══ PROVIDED RECORDS ══

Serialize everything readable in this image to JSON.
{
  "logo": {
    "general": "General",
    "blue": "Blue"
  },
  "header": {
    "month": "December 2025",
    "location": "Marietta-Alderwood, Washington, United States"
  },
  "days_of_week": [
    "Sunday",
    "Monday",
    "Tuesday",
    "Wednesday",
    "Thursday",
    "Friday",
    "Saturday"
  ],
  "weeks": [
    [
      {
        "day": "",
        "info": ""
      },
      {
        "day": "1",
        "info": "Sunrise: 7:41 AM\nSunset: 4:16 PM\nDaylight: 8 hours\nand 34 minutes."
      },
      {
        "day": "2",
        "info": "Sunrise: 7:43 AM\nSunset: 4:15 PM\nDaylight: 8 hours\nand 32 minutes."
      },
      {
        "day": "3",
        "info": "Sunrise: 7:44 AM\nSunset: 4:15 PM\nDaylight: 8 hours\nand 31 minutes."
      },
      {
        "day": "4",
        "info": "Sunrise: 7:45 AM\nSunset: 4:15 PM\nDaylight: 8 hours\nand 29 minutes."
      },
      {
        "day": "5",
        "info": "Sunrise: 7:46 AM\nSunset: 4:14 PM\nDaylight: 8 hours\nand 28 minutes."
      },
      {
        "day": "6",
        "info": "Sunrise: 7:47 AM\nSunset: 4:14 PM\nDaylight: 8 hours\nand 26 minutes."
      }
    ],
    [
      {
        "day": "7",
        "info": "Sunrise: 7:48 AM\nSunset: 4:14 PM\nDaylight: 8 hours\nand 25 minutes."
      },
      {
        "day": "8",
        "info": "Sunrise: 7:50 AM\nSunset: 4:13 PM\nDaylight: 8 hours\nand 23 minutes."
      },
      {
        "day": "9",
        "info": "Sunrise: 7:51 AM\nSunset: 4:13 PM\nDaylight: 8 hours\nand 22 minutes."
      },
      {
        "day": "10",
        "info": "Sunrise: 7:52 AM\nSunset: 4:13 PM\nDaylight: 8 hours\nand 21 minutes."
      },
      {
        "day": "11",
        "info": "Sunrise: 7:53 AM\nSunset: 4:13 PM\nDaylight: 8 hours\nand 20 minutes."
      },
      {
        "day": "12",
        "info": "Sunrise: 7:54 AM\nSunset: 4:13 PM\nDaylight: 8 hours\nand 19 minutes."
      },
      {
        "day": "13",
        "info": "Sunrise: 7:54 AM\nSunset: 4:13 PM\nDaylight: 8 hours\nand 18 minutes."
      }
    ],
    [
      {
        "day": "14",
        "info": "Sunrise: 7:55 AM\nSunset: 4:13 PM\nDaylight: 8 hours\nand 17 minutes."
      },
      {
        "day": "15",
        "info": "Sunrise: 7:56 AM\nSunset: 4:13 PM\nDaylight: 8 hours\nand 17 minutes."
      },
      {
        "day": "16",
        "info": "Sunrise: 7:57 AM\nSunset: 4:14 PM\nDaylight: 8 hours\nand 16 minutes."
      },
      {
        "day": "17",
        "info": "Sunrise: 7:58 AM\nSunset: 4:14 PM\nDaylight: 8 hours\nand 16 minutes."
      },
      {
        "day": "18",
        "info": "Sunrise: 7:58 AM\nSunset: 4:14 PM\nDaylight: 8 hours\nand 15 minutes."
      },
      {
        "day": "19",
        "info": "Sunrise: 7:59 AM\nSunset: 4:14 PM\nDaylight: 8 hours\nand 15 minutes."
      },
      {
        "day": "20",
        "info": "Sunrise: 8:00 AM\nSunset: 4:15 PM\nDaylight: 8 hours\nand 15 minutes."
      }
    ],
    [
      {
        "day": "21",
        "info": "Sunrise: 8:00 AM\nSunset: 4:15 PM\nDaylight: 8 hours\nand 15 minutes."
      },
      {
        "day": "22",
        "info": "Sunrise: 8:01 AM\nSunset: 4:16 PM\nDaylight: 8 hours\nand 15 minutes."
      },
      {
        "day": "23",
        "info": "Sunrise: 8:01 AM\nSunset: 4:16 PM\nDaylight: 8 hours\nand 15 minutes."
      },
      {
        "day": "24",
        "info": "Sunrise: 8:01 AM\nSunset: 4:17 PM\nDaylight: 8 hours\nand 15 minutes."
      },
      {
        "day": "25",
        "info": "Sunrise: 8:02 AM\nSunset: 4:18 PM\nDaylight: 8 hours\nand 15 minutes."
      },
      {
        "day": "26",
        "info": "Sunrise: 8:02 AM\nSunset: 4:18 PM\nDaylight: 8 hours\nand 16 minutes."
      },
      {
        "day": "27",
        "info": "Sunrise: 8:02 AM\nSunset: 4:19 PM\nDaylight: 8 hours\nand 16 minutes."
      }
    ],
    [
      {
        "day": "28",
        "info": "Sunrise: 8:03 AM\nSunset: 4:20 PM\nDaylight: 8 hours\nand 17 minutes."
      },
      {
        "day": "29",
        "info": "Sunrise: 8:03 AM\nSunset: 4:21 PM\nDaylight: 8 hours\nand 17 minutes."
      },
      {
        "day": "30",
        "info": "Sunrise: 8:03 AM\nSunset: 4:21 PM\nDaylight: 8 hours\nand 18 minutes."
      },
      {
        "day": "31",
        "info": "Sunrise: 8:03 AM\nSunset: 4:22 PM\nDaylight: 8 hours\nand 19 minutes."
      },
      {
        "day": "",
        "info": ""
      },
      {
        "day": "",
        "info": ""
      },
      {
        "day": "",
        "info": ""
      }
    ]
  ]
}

═══

STATED TASK — Quote the material exactly, leaving nothing out.

RESPONSE FOR THIS EXERCISE —
Serialize everything readable in this image to JSON.
{
  "logo": {
    "general": "General",
    "blue": "Blue"
  },
  "header": {
    "month": "December 2025",
    "location": "Marietta-Alderwood, Washington, United States"
  },
  "days_of_week": [
    "Sunday",
    "Monday",
    "Tuesday",
    "Wednesday",
    "Thursday",
    "Friday",
    "Saturday"
  ],
  "weeks": [
    [
      {
        "day": "",
        "info": ""
      },
      {
        "day": "1",
        "info": "Sunrise: 7:41 AM\nSunset: 4:16 PM\nDaylight: 8 hours\nand 34 minutes."
      },
      {
        "day": "2",
        "info": "Sunrise: 7:43 AM\nSunset: 4:15 PM\nDaylight: 8 hours\nand 32 minutes."
      },
      {
        "day": "3",
        "info": "Sunrise: 7:44 AM\nSunset: 4:15 PM\nDaylight: 8 hours\nand 31 minutes."
      },
      {
        "day": "4",
        "info": "Sunrise: 7:45 AM\nSunset: 4:15 PM\nDaylight: 8 hours\nand 29 minutes."
      },
      {
        "day": "5",
        "info": "Sunrise: 7:46 AM\nSunset: 4:14 PM\nDaylight: 8 hours\nand 28 minutes."
      },
      {
        "day": "6",
        "info": "Sunrise: 7:47 AM\nSunset: 4:14 PM\nDaylight: 8 hours\nand 26 minutes."
      }
    ],
    [
      {
        "day": "7",
        "info": "Sunrise: 7:48 AM\nSunset: 4:14 PM\nDaylight: 8 hours\nand 25 minutes."
      },
      {
        "day": "8",
        "info": "Sunrise: 7:50 AM\nSunset: 4:13 PM\nDaylight: 8 hours\nand 23 minutes."
      },
      {
        "day": "9",
        "info": "Sunrise: 7:51 AM\nSunset: 4:13 PM\nDaylight: 8 hours\nand 22 minutes."
      },
      {
        "day": "10",
        "info": "Sunrise: 7:52 AM\nSunset: 4:13 PM\nDaylight: 8 hours\nand 21 minutes."
      },
      {
        "day": "11",
        "info": "Sunrise: 7:53 AM\nSunset: 4:13 PM\nDaylight: 8 hours\nand 20 minutes."
      },
      {
        "day": "12",
        "info": "Sunrise: 7:54 AM\nSunset: 4:13 PM\nDaylight: 8 hours\nand 19 minutes."
      },
      {
        "day": "13",
        "info": "Sunrise: 7:54 AM\nSunset: 4:13 PM\nDaylight: 8 hours\nand 18 minutes."
      }
    ],
    [
      {
        "day": "14",
        "info": "Sunrise: 7:55 AM\nSunset: 4:13 PM\nDaylight: 8 hours\nand 17 minutes."
      },
      {
        "day": "15",
        "info": "Sunrise: 7:56 AM\nSunset: 4:13 PM\nDaylight: 8 hours\nand 17 minutes."
      },
      {
        "day": "16",
        "info": "Sunrise: 7:57 AM\nSunset: 4:14 PM\nDaylight: 8 hours\nand 16 minutes."
      },
      {
        "day": "17",
        "info": "Sunrise: 7:58 AM\nSunset: 4:14 PM\nDaylight: 8 hours\nand 16 minutes."
      },
      {
        "day": "18",
        "info": "Sunrise: 7:58 AM\nSunset: 4:14 PM\nDaylight: 8 hours\nand 15 minutes."
      },
      {
        "day": "19",
        "info": "Sunrise: 7:59 AM\nSunset: 4:14 PM\nDaylight: 8 hours\nand 15 minutes."
      },
      {
        "day": "20",
        "info": "Sunrise: 8:00 AM\nSunset: 4:15 PM\nDaylight: 8 hours\nand 15 minutes."
      }
    ],
    [
      {
        "day": "21",
        "info": "Sunrise: 8:00 AM\nSunset: 4:15 PM\nDaylight: 8 hours\nand 15 minutes."
      },
      {
        "day": "22",
        "info": "Sunrise: 8:01 AM\nSunset: 4:16 PM\nDaylight: 8 hours\nand 15 minutes."
      },
      {
        "day": "23",
        "info": "Sunrise: 8:01 AM\nSunset: 4:16 PM\nDaylight: 8 hours\nand 15 minutes."
      },
      {
        "day": "24",
        "info": "Sunrise: 8:01 AM\nSunset: 4:17 PM\nDaylight: 8 hours\nand 15 minutes."
      },
      {
        "day": "25",
        "info": "Sunrise: 8:02 AM\nSunset: 4:18 PM\nDaylight: 8 hours\nand 15 minutes."
      },
      {
        "day": "26",
        "info": "Sunrise: 8:02 AM\nSunset: 4:18 PM\nDaylight: 8 hours\nand 16 minutes."
      },
      {
        "day": "27",
        "info": "Sunrise: 8:02 AM\nSunset: 4:19 PM\nDaylight: 8 hours\nand 16 minutes."
      }
    ],
    [
      {
        "day": "28",
        "info": "Sunrise: 8:03 AM\nSunset: 4:20 PM\nDaylight: 8 hours\nand 17 minutes."
      },
      {
        "day": "29",
        "info": "Sunrise: 8:03 AM\nSunset: 4:21 PM\nDaylight: 8 hours\nand 17 minutes."
      },
      {
        "day": "30",
        "info": "Sunrise: 8:03 AM\nSunset: 4:21 PM\nDaylight: 8 hours\nand 18 minutes."
      },
      {
        "day": "31",
        "info": "Sunrise: 8:03 AM\nSunset: 4:22 PM\nDaylight: 8 hours\nand 19 minutes."
      },
      {
        "day": "",
        "info": ""
      },
      {
        "day": "",
        "info": ""
      },
      {
        "day": "",
        "info": ""
      }
    ]
  ]
}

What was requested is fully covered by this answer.